[Begin ITEMS]

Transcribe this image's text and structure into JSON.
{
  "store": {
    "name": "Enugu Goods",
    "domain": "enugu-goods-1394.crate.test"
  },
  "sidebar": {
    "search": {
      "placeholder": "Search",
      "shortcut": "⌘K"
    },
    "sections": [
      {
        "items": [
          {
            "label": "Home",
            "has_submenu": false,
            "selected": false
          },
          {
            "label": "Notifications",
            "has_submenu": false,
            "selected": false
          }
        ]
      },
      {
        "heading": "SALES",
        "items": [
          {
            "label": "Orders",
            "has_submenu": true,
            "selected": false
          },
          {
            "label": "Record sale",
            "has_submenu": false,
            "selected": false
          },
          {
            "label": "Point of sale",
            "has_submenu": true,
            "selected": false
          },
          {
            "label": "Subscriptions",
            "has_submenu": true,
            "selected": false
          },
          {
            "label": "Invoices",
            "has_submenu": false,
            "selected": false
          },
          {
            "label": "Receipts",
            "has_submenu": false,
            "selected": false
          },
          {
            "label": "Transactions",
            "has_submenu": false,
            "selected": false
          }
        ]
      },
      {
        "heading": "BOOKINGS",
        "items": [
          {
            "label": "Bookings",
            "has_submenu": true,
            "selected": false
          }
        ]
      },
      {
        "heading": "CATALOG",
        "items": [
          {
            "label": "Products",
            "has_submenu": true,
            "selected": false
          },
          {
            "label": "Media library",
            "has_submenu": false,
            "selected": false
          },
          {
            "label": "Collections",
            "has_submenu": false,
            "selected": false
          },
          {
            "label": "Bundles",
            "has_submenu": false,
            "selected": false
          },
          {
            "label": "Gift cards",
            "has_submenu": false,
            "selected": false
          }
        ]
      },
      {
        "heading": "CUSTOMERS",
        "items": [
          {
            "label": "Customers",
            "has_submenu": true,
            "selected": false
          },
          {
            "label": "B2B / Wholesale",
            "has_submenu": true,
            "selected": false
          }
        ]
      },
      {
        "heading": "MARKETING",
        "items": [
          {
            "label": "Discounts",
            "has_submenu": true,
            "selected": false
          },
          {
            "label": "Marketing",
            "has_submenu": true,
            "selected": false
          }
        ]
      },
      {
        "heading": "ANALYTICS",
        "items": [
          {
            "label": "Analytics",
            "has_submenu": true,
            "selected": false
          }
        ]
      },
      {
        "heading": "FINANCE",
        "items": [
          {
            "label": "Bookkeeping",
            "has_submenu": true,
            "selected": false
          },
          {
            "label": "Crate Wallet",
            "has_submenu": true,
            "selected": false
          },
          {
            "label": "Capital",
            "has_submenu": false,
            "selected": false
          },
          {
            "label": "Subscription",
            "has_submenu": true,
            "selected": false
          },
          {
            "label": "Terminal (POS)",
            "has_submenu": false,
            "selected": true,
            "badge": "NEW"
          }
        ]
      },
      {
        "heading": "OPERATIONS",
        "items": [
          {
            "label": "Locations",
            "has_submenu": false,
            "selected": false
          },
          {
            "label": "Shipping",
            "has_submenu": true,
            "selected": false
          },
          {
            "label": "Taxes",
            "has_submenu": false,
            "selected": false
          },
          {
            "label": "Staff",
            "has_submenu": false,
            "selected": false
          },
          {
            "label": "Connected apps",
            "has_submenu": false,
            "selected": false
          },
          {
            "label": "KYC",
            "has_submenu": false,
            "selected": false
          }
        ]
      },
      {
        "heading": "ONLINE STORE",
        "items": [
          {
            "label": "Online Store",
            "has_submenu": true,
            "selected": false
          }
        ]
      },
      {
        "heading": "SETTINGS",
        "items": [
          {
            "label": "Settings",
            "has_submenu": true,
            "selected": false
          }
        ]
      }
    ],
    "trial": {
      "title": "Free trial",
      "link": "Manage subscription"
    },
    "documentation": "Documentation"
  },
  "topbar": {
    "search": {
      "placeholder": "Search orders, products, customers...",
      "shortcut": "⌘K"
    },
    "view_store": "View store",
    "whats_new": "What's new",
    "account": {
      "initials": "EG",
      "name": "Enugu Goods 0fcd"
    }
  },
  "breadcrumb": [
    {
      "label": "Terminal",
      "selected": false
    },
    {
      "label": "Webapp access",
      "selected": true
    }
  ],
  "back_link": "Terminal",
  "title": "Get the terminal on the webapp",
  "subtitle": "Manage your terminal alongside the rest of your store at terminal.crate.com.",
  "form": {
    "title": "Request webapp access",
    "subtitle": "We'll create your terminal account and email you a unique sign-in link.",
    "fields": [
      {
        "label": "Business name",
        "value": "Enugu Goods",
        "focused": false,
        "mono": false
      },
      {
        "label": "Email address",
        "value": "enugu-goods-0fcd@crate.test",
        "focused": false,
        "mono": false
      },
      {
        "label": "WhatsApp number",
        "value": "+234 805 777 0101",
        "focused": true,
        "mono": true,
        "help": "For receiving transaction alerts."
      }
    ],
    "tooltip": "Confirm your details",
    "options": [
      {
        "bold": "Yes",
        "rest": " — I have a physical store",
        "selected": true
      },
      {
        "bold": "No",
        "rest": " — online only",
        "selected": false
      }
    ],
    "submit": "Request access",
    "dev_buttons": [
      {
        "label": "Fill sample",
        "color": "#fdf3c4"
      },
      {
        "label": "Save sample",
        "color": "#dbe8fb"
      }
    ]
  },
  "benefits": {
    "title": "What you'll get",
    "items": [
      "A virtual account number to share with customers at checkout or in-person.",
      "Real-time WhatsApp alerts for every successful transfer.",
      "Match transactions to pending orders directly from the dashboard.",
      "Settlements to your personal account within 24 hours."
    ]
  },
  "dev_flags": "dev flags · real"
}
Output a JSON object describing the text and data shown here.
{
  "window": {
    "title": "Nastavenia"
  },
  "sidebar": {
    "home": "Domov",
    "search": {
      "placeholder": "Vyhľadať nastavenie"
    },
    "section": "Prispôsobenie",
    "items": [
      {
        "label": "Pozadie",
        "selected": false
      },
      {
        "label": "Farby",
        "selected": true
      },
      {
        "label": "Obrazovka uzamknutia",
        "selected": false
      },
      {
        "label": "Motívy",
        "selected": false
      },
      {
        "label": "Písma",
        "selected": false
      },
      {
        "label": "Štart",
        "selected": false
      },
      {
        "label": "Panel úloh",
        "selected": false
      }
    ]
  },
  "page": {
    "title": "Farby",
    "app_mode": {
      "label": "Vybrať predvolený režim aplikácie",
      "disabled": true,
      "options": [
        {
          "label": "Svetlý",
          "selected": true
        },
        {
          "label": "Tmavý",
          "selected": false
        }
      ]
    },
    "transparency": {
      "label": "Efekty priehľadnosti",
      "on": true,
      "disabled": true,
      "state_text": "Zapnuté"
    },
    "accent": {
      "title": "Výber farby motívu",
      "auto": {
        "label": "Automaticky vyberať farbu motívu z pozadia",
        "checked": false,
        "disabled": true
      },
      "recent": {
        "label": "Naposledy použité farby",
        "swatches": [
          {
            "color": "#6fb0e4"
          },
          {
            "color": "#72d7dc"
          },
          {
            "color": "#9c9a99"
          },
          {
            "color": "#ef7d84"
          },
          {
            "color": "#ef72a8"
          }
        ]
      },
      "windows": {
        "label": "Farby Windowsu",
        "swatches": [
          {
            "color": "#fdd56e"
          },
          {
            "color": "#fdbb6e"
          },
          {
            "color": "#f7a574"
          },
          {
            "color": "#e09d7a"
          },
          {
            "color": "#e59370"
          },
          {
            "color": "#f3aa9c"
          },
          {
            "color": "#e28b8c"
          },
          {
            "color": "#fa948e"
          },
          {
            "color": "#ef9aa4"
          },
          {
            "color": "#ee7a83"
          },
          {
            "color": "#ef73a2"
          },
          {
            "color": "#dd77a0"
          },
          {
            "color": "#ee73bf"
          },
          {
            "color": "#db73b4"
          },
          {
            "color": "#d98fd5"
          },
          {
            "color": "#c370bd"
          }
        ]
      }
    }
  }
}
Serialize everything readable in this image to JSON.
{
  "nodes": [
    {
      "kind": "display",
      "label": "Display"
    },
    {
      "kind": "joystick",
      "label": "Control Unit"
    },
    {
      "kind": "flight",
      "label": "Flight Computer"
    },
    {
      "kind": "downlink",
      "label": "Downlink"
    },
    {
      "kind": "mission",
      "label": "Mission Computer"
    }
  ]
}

[End ITEMS]

### [EXERCISE TASK]
Copy the lines from the entries above in which the word "value" appears.

### [WRITTEN SOLUTION]
        "value": "Enugu Goods",
        "value": "enugu-goods-0fcd@crate.test",
        "value": "+234 805 777 0101",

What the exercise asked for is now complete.